**O exercício:** Transcreva fielmente o trecho do relato sobre a infância no Marapé que vai de "Pedalando, quando havia" a "nossa idade morreu.".

**Texto de origem:**
Educação Física não precisava ter na escola. Criança pobre da periferia faz como meus irmãos e eu fazíamos na infância despojada, mas feliz, do Marapé. Subindo e descendo os morros para catar coquinho. Rodando descalço toda a cidade, da nossa pequena rua até o centro, esticando para a Zona Noroeste, bem pra lá do matadouro municipal e dos urubus no céu, passando o cemitério da Areia Branca e o quartel do 2° BC, aquele em que o Rei foi reco, quase chegando a São Vicente por essa via alternativa. Ou seguindo para os lados da Ponta da Praia, beirando o cais do porto, correndo entre os armazéns empoeirados e passando pelos canais do mercado e do Macuco, com a vista bonita das catraias coloridas. Na busca de aventuras que iam muito além da carona no estribo dos bondes da SMTC, enlouquecendo cobradores e motorneiros, ora pois.
Pedalando, quando havia uma magrela disponível, até o canto das Tortugas, no Guarujá, ou até a Praia das Vacas, depois da Ponte Pênsil, em São Vicente. Ou seguindo direto até Praia Grande. Nadando em torno da Ilha Porchat ou atravessando a entrada do canal para chegar à Praia do Góes, Ilha de Santo Amaro, Guarujá, mijando de medo e molhando de toda forma o calção mal ajambrado, porque nadava mal pra caramba, mas não queria fazer feio. Saltando, saltei mesmo ou é fantasia?, do trampolim da Ponta da Praia, da pedra do Tarzan no Itararé, onde tanto moleque da nossa idade morreu.

**Extrato de dados:**
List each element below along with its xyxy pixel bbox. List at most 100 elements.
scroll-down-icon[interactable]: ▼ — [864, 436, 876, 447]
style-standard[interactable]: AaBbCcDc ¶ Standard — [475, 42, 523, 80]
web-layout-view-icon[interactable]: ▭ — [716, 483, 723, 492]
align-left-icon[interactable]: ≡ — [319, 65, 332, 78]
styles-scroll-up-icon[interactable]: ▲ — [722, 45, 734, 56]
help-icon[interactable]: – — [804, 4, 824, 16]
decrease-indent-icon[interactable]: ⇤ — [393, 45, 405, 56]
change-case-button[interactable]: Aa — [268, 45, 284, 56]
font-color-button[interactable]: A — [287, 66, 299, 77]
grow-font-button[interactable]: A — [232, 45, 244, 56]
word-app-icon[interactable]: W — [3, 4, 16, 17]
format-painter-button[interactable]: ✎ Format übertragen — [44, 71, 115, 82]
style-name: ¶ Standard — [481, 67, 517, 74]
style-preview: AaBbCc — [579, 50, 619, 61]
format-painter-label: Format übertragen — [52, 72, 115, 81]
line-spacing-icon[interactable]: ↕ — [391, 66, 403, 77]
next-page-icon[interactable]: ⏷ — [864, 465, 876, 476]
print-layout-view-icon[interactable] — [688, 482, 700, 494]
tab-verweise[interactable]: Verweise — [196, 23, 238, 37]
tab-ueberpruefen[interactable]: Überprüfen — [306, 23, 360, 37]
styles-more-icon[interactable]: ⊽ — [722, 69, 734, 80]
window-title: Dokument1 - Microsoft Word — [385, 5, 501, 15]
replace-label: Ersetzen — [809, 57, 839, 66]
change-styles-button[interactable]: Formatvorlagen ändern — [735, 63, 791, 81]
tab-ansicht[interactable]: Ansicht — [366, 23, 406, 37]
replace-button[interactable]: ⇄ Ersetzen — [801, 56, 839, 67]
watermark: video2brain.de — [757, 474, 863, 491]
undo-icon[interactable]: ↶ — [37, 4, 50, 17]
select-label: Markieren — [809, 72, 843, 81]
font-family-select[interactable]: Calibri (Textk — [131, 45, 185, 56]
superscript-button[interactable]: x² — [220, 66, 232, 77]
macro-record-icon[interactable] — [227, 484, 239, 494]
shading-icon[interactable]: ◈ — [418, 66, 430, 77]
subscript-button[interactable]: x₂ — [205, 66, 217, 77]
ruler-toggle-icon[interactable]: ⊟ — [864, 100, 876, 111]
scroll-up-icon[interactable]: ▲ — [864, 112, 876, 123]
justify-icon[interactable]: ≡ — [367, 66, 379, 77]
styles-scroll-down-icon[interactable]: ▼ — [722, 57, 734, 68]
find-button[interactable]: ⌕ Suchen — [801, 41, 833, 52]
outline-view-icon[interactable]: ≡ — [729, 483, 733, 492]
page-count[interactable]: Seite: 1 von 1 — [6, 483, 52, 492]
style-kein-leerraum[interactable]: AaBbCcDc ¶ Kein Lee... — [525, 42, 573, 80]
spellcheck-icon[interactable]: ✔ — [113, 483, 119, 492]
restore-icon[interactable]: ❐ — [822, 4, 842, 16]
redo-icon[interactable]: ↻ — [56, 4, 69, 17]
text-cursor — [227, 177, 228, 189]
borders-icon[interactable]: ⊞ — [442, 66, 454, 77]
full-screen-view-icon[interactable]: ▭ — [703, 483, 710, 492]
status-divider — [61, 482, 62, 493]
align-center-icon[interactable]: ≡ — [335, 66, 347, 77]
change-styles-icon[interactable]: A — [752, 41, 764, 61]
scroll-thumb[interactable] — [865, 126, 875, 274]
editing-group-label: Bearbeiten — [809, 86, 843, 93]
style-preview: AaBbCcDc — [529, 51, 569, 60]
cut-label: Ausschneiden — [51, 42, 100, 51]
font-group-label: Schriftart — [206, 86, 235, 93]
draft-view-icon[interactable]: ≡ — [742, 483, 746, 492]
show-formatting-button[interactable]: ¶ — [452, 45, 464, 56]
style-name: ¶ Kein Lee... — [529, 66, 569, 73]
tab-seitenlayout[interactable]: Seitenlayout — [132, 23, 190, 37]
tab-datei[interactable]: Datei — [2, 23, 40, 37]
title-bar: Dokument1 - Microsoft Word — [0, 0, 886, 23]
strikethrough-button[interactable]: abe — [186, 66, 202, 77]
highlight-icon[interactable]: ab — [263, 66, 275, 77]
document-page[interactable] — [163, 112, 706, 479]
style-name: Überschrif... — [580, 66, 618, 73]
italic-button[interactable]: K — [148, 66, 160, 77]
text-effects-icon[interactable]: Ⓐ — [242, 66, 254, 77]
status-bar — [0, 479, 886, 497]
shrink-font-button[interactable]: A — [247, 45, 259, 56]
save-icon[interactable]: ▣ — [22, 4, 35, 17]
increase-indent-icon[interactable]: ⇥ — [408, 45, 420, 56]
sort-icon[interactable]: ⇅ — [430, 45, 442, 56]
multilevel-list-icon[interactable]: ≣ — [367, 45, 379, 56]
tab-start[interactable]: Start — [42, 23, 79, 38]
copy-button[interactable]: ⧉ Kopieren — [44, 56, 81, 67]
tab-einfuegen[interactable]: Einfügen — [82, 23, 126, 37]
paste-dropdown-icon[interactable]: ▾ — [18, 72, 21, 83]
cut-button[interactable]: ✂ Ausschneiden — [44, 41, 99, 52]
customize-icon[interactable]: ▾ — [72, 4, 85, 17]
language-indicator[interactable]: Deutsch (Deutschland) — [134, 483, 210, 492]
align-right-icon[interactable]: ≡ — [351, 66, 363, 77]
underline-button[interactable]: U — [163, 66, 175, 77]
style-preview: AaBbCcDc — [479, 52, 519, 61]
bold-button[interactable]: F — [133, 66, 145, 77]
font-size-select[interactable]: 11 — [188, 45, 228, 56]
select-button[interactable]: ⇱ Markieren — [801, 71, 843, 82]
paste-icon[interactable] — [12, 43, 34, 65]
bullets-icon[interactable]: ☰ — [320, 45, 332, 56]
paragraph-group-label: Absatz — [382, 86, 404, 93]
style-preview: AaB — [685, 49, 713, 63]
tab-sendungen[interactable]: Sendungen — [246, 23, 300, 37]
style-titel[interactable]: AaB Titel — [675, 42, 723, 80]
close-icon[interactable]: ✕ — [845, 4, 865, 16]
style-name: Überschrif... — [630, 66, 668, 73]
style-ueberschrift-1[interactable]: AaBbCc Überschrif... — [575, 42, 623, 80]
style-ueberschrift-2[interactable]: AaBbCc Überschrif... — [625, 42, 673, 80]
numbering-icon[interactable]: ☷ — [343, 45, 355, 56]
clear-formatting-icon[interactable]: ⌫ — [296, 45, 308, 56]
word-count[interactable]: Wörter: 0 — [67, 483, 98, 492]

**Resultado da tarefa:**
Pedalando, quando havia uma magrela disponível, até o canto das Tortugas, no Guarujá, ou até a Praia das Vacas, depois da Ponte Pênsil, em São Vicente. Ou seguindo direto até Praia Grande. Nadando em torno da Ilha Porchat ou atravessando a entrada do canal para chegar à Praia do Góes, Ilha de Santo Amaro, Guarujá, mijando de medo e molhando de toda forma o calção mal ajambrado, porque nadava mal pra caramba, mas não queria fazer feio. Saltando, saltei mesmo ou é fantasia?, do trampolim da Ponta da Praia, da pedra do Tarzan no Itararé, onde tanto moleque da nossa idade morreu.